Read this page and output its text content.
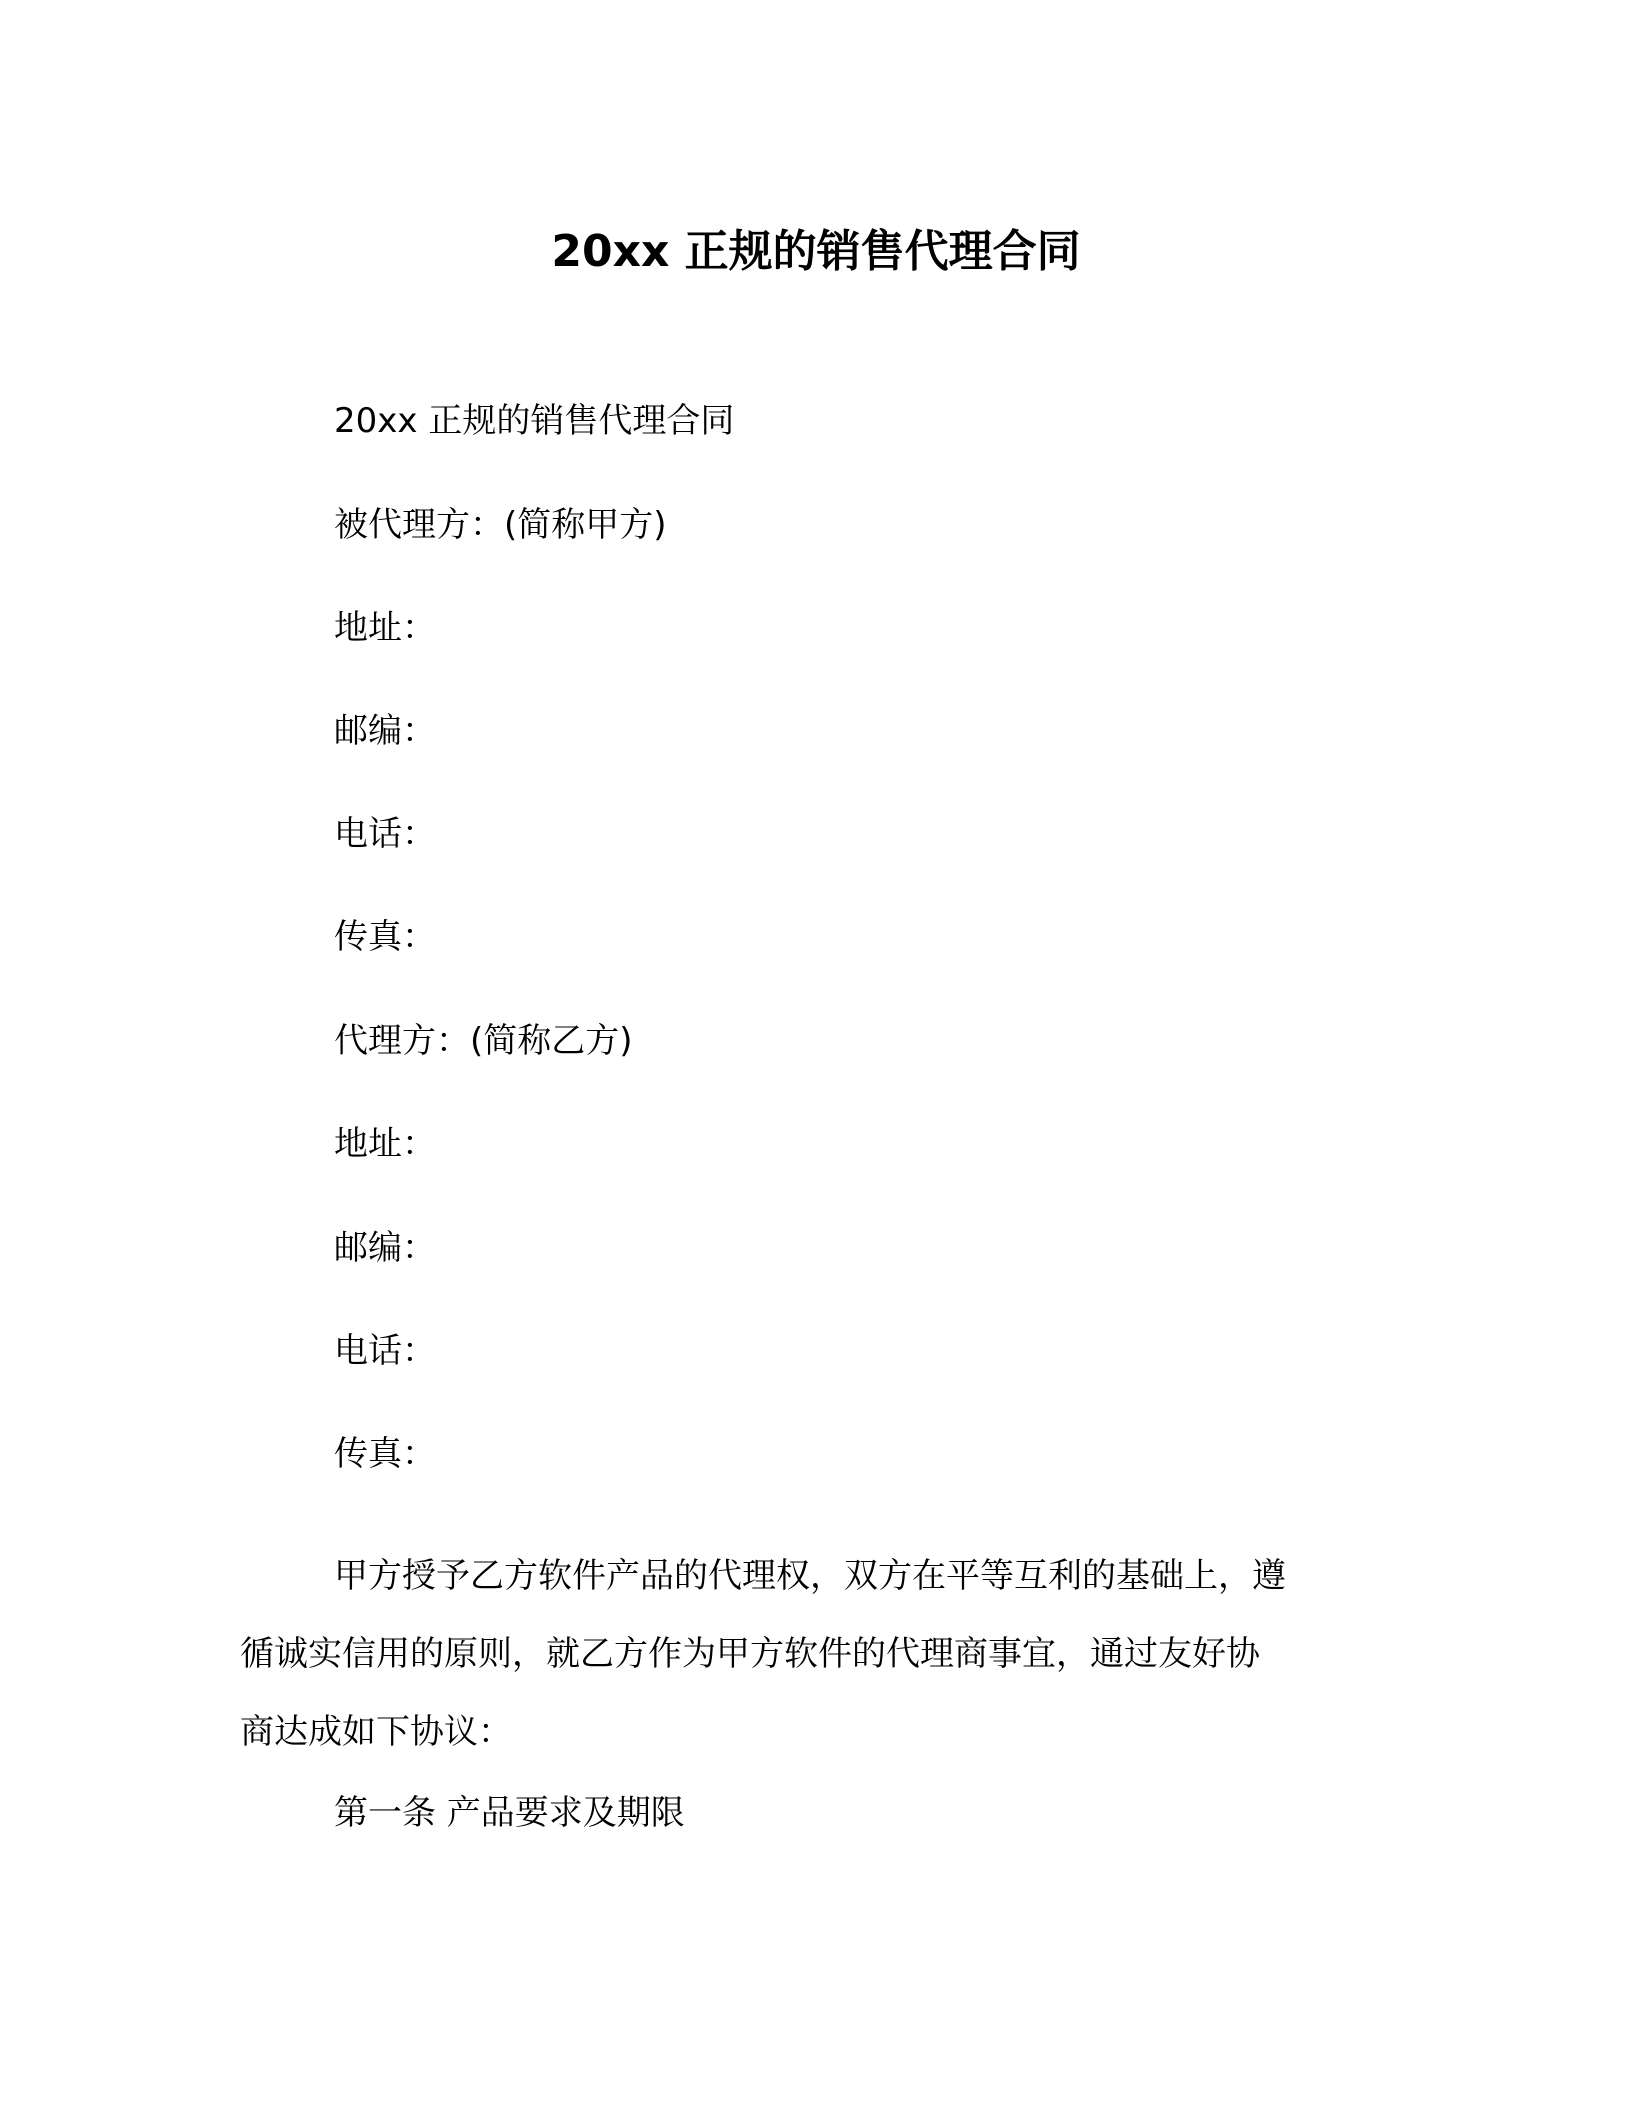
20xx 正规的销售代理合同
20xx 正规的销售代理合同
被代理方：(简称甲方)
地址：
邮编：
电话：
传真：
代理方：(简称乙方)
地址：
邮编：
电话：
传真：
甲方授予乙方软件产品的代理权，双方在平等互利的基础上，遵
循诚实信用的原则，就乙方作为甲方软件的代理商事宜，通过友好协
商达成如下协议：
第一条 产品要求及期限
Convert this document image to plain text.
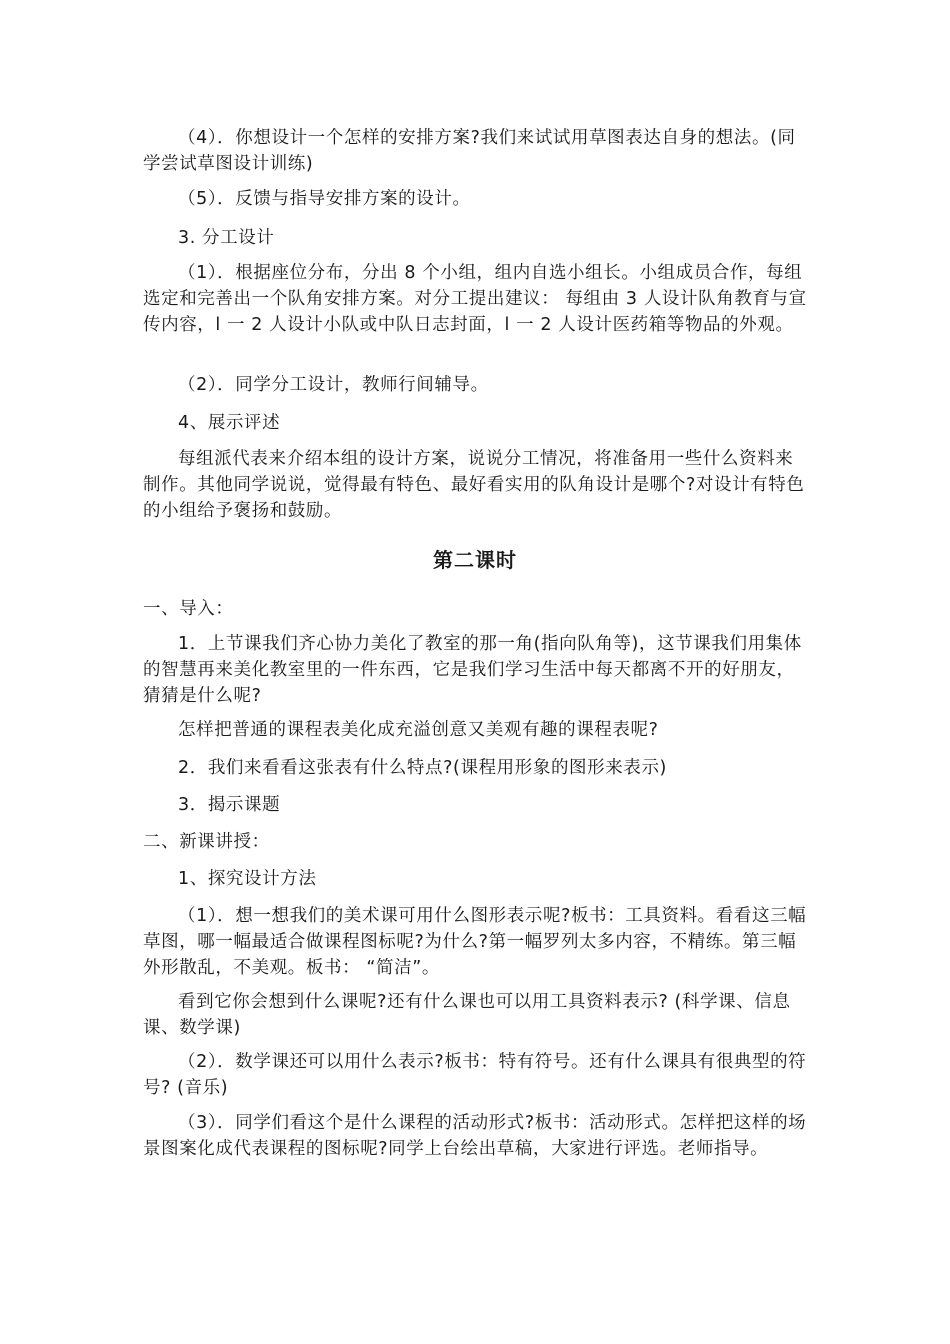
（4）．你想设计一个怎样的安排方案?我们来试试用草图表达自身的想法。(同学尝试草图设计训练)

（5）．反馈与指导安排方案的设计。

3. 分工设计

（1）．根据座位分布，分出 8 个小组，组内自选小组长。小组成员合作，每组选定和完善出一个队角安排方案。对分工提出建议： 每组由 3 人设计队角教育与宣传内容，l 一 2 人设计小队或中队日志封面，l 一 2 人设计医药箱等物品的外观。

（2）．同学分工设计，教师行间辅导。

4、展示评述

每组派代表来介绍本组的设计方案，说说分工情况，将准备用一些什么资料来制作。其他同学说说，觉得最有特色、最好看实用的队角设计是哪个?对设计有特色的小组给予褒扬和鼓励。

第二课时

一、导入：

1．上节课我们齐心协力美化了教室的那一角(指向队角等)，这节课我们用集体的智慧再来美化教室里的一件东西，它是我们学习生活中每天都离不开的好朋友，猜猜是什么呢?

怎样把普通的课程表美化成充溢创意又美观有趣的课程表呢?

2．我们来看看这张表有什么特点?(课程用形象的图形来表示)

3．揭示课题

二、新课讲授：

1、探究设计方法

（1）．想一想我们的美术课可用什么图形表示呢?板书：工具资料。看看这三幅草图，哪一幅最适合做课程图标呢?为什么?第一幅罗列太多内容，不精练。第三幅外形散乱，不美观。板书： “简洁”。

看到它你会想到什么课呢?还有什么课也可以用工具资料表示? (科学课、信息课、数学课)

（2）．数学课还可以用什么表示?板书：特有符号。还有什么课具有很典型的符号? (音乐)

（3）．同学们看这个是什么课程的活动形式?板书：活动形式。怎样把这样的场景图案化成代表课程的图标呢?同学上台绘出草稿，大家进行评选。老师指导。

§ WORK TO COMPLETE
Beginning with the line that contains "Convert this document image to plain text.", repeat every remaining line of the data exactly, the last line included, and omit pictures.

§ EXERCISE OUTPUT
Convert this document image to plain text.
（4）．你想设计一个怎样的安排方案?我们来试试用草图表达自身的想法。(同学尝试草图设计训练)

（5）．反馈与指导安排方案的设计。

3. 分工设计

（1）．根据座位分布，分出 8 个小组，组内自选小组长。小组成员合作，每组选定和完善出一个队角安排方案。对分工提出建议： 每组由 3 人设计队角教育与宣传内容，l 一 2 人设计小队或中队日志封面，l 一 2 人设计医药箱等物品的外观。

（2）．同学分工设计，教师行间辅导。

4、展示评述

每组派代表来介绍本组的设计方案，说说分工情况，将准备用一些什么资料来制作。其他同学说说，觉得最有特色、最好看实用的队角设计是哪个?对设计有特色的小组给予褒扬和鼓励。

第二课时

一、导入：

1．上节课我们齐心协力美化了教室的那一角(指向队角等)，这节课我们用集体的智慧再来美化教室里的一件东西，它是我们学习生活中每天都离不开的好朋友，猜猜是什么呢?

怎样把普通的课程表美化成充溢创意又美观有趣的课程表呢?

2．我们来看看这张表有什么特点?(课程用形象的图形来表示)

3．揭示课题

二、新课讲授：

1、探究设计方法

（1）．想一想我们的美术课可用什么图形表示呢?板书：工具资料。看看这三幅草图，哪一幅最适合做课程图标呢?为什么?第一幅罗列太多内容，不精练。第三幅外形散乱，不美观。板书： “简洁”。

看到它你会想到什么课呢?还有什么课也可以用工具资料表示? (科学课、信息课、数学课)

（2）．数学课还可以用什么表示?板书：特有符号。还有什么课具有很典型的符号? (音乐)

（3）．同学们看这个是什么课程的活动形式?板书：活动形式。怎样把这样的场景图案化成代表课程的图标呢?同学上台绘出草稿，大家进行评选。老师指导。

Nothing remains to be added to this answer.